EXERCISE GOAL
Type out the records that follow, exactly as given.

Data records
--- --- ---

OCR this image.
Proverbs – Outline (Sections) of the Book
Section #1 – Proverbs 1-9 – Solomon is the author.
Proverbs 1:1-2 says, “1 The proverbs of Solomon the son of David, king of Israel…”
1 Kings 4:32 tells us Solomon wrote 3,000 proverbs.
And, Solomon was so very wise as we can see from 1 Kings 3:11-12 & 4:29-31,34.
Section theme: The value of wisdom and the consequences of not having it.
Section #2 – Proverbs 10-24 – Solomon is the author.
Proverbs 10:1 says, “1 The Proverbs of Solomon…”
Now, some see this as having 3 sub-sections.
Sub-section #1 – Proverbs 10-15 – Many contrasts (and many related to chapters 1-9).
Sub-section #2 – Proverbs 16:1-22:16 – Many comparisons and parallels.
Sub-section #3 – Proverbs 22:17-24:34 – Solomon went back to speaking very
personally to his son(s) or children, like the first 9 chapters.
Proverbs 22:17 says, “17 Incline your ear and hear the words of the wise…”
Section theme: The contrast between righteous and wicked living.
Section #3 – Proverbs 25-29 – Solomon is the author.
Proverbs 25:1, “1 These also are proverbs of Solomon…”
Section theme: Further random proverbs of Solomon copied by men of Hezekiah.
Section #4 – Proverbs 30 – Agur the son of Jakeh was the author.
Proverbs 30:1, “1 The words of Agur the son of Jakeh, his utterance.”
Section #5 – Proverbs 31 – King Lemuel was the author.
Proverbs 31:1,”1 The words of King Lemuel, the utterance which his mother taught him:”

--- --- ---

TASK OUTPUT
OCR this image.
Proverbs – Outline (Sections) of the Book
Section #1 – Proverbs 1-9 – Solomon is the author.
Proverbs 1:1-2 says, “1 The proverbs of Solomon the son of David, king of Israel…”
1 Kings 4:32 tells us Solomon wrote 3,000 proverbs.
And, Solomon was so very wise as we can see from 1 Kings 3:11-12 & 4:29-31,34.
Section theme: The value of wisdom and the consequences of not having it.
Section #2 – Proverbs 10-24 – Solomon is the author.
Proverbs 10:1 says, “1 The Proverbs of Solomon…”
Now, some see this as having 3 sub-sections.
Sub-section #1 – Proverbs 10-15 – Many contrasts (and many related to chapters 1-9).
Sub-section #2 – Proverbs 16:1-22:16 – Many comparisons and parallels.
Sub-section #3 – Proverbs 22:17-24:34 – Solomon went back to speaking very
personally to his son(s) or children, like the first 9 chapters.
Proverbs 22:17 says, “17 Incline your ear and hear the words of the wise…”
Section theme: The contrast between righteous and wicked living.
Section #3 – Proverbs 25-29 – Solomon is the author.
Proverbs 25:1, “1 These also are proverbs of Solomon…”
Section theme: Further random proverbs of Solomon copied by men of Hezekiah.
Section #4 – Proverbs 30 – Agur the son of Jakeh was the author.
Proverbs 30:1, “1 The words of Agur the son of Jakeh, his utterance.”
Section #5 – Proverbs 31 – King Lemuel was the author.
Proverbs 31:1,”1 The words of King Lemuel, the utterance which his mother taught him:”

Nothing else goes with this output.